--- begin ITEMS ---

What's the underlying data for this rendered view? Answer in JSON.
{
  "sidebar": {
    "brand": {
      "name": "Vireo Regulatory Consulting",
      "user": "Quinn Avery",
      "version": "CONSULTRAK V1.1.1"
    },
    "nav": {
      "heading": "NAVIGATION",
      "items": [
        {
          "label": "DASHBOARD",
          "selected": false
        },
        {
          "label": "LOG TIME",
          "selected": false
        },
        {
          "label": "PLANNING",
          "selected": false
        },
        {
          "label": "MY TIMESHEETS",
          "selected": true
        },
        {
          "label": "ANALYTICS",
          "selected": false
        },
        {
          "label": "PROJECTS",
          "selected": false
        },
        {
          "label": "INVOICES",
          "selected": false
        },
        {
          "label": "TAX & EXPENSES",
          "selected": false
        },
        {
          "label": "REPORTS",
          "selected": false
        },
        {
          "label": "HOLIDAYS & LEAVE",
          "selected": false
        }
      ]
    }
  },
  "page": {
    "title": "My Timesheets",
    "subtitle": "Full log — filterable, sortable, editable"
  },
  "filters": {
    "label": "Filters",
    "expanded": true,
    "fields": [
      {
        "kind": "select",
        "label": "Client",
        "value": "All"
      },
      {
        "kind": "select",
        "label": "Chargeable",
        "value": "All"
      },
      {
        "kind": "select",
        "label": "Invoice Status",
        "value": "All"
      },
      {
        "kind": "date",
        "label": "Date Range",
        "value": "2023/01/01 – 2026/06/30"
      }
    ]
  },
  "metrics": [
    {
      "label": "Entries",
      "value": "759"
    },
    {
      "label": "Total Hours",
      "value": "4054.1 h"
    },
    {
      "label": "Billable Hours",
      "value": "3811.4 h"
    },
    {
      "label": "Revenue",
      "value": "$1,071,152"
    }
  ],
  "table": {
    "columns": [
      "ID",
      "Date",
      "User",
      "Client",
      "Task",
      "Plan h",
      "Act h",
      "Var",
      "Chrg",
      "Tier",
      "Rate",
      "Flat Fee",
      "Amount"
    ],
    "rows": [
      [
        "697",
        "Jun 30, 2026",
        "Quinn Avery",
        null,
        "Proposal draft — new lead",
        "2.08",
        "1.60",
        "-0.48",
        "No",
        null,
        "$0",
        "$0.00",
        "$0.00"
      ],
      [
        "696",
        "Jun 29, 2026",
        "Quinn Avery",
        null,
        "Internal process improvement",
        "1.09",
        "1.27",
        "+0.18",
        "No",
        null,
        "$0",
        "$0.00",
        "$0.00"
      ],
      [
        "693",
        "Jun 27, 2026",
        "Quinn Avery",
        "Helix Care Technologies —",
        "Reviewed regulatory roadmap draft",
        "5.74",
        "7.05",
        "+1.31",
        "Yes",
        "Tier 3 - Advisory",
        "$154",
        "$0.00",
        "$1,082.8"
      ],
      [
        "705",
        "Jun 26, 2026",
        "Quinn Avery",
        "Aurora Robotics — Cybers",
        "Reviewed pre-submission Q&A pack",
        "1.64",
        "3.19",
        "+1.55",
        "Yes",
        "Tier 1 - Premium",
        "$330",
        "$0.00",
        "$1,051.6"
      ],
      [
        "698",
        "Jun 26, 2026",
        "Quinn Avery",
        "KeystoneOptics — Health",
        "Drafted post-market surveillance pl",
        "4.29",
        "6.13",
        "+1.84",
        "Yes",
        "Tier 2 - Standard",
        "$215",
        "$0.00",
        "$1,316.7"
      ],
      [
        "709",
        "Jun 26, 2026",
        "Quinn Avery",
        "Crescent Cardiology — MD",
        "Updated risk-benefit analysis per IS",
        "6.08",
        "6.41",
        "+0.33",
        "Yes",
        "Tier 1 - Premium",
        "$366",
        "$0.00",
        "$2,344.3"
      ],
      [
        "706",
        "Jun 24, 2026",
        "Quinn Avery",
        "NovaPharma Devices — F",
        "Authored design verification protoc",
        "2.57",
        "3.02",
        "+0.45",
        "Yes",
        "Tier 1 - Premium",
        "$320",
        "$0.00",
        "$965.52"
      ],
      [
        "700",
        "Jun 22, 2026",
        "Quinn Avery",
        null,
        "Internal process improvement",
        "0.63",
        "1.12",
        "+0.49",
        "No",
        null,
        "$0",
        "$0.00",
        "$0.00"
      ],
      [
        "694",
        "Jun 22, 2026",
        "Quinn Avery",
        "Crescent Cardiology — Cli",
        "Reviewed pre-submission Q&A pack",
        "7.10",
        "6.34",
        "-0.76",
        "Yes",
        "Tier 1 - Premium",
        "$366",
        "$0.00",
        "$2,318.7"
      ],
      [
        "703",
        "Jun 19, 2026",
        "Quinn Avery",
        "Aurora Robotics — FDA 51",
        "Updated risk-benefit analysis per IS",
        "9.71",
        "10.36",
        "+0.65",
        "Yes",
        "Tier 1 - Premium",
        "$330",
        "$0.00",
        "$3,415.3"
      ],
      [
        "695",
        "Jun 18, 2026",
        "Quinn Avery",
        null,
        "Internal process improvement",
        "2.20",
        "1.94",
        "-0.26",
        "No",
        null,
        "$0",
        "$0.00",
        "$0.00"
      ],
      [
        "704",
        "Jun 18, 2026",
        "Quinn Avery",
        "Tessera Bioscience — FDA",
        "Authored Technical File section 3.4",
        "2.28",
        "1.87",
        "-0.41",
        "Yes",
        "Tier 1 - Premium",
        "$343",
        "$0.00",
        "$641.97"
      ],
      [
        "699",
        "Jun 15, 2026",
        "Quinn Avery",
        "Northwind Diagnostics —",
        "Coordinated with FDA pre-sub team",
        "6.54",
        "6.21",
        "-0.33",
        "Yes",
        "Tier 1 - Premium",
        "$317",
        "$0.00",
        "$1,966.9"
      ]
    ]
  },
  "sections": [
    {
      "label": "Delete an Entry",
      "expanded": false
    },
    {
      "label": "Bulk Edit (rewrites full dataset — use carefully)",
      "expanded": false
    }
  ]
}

--- end ITEMS ---

▶ WRITTEN REQUEST: Without leaving anything out, quote all the data.

▶ TASK ANSWER:
What's the underlying data for this rendered view? Answer in JSON.
{
  "sidebar": {
    "brand": {
      "name": "Vireo Regulatory Consulting",
      "user": "Quinn Avery",
      "version": "CONSULTRAK V1.1.1"
    },
    "nav": {
      "heading": "NAVIGATION",
      "items": [
        {
          "label": "DASHBOARD",
          "selected": false
        },
        {
          "label": "LOG TIME",
          "selected": false
        },
        {
          "label": "PLANNING",
          "selected": false
        },
        {
          "label": "MY TIMESHEETS",
          "selected": true
        },
        {
          "label": "ANALYTICS",
          "selected": false
        },
        {
          "label": "PROJECTS",
          "selected": false
        },
        {
          "label": "INVOICES",
          "selected": false
        },
        {
          "label": "TAX & EXPENSES",
          "selected": false
        },
        {
          "label": "REPORTS",
          "selected": false
        },
        {
          "label": "HOLIDAYS & LEAVE",
          "selected": false
        }
      ]
    }
  },
  "page": {
    "title": "My Timesheets",
    "subtitle": "Full log — filterable, sortable, editable"
  },
  "filters": {
    "label": "Filters",
    "expanded": true,
    "fields": [
      {
        "kind": "select",
        "label": "Client",
        "value": "All"
      },
      {
        "kind": "select",
        "label": "Chargeable",
        "value": "All"
      },
      {
        "kind": "select",
        "label": "Invoice Status",
        "value": "All"
      },
      {
        "kind": "date",
        "label": "Date Range",
        "value": "2023/01/01 – 2026/06/30"
      }
    ]
  },
  "metrics": [
    {
      "label": "Entries",
      "value": "759"
    },
    {
      "label": "Total Hours",
      "value": "4054.1 h"
    },
    {
      "label": "Billable Hours",
      "value": "3811.4 h"
    },
    {
      "label": "Revenue",
      "value": "$1,071,152"
    }
  ],
  "table": {
    "columns": [
      "ID",
      "Date",
      "User",
      "Client",
      "Task",
      "Plan h",
      "Act h",
      "Var",
      "Chrg",
      "Tier",
      "Rate",
      "Flat Fee",
      "Amount"
    ],
    "rows": [
      [
        "697",
        "Jun 30, 2026",
        "Quinn Avery",
        null,
        "Proposal draft — new lead",
        "2.08",
        "1.60",
        "-0.48",
        "No",
        null,
        "$0",
        "$0.00",
        "$0.00"
      ],
      [
        "696",
        "Jun 29, 2026",
        "Quinn Avery",
        null,
        "Internal process improvement",
        "1.09",
        "1.27",
        "+0.18",
        "No",
        null,
        "$0",
        "$0.00",
        "$0.00"
      ],
      [
        "693",
        "Jun 27, 2026",
        "Quinn Avery",
        "Helix Care Technologies —",
        "Reviewed regulatory roadmap draft",
        "5.74",
        "7.05",
        "+1.31",
        "Yes",
        "Tier 3 - Advisory",
        "$154",
        "$0.00",
        "$1,082.8"
      ],
      [
        "705",
        "Jun 26, 2026",
        "Quinn Avery",
        "Aurora Robotics — Cybers",
        "Reviewed pre-submission Q&A pack",
        "1.64",
        "3.19",
        "+1.55",
        "Yes",
        "Tier 1 - Premium",
        "$330",
        "$0.00",
        "$1,051.6"
      ],
      [
        "698",
        "Jun 26, 2026",
        "Quinn Avery",
        "KeystoneOptics — Health",
        "Drafted post-market surveillance pl",
        "4.29",
        "6.13",
        "+1.84",
        "Yes",
        "Tier 2 - Standard",
        "$215",
        "$0.00",
        "$1,316.7"
      ],
      [
        "709",
        "Jun 26, 2026",
        "Quinn Avery",
        "Crescent Cardiology — MD",
        "Updated risk-benefit analysis per IS",
        "6.08",
        "6.41",
        "+0.33",
        "Yes",
        "Tier 1 - Premium",
        "$366",
        "$0.00",
        "$2,344.3"
      ],
      [
        "706",
        "Jun 24, 2026",
        "Quinn Avery",
        "NovaPharma Devices — F",
        "Authored design verification protoc",
        "2.57",
        "3.02",
        "+0.45",
        "Yes",
        "Tier 1 - Premium",
        "$320",
        "$0.00",
        "$965.52"
      ],
      [
        "700",
        "Jun 22, 2026",
        "Quinn Avery",
        null,
        "Internal process improvement",
        "0.63",
        "1.12",
        "+0.49",
        "No",
        null,
        "$0",
        "$0.00",
        "$0.00"
      ],
      [
        "694",
        "Jun 22, 2026",
        "Quinn Avery",
        "Crescent Cardiology — Cli",
        "Reviewed pre-submission Q&A pack",
        "7.10",
        "6.34",
        "-0.76",
        "Yes",
        "Tier 1 - Premium",
        "$366",
        "$0.00",
        "$2,318.7"
      ],
      [
        "703",
        "Jun 19, 2026",
        "Quinn Avery",
        "Aurora Robotics — FDA 51",
        "Updated risk-benefit analysis per IS",
        "9.71",
        "10.36",
        "+0.65",
        "Yes",
        "Tier 1 - Premium",
        "$330",
        "$0.00",
        "$3,415.3"
      ],
      [
        "695",
        "Jun 18, 2026",
        "Quinn Avery",
        null,
        "Internal process improvement",
        "2.20",
        "1.94",
        "-0.26",
        "No",
        null,
        "$0",
        "$0.00",
        "$0.00"
      ],
      [
        "704",
        "Jun 18, 2026",
        "Quinn Avery",
        "Tessera Bioscience — FDA",
        "Authored Technical File section 3.4",
        "2.28",
        "1.87",
        "-0.41",
        "Yes",
        "Tier 1 - Premium",
        "$343",
        "$0.00",
        "$641.97"
      ],
      [
        "699",
        "Jun 15, 2026",
        "Quinn Avery",
        "Northwind Diagnostics —",
        "Coordinated with FDA pre-sub team",
        "6.54",
        "6.21",
        "-0.33",
        "Yes",
        "Tier 1 - Premium",
        "$317",
        "$0.00",
        "$1,966.9"
      ]
    ]
  },
  "sections": [
    {
      "label": "Delete an Entry",
      "expanded": false
    },
    {
      "label": "Bulk Edit (rewrites full dataset — use carefully)",
      "expanded": false
    }
  ]
}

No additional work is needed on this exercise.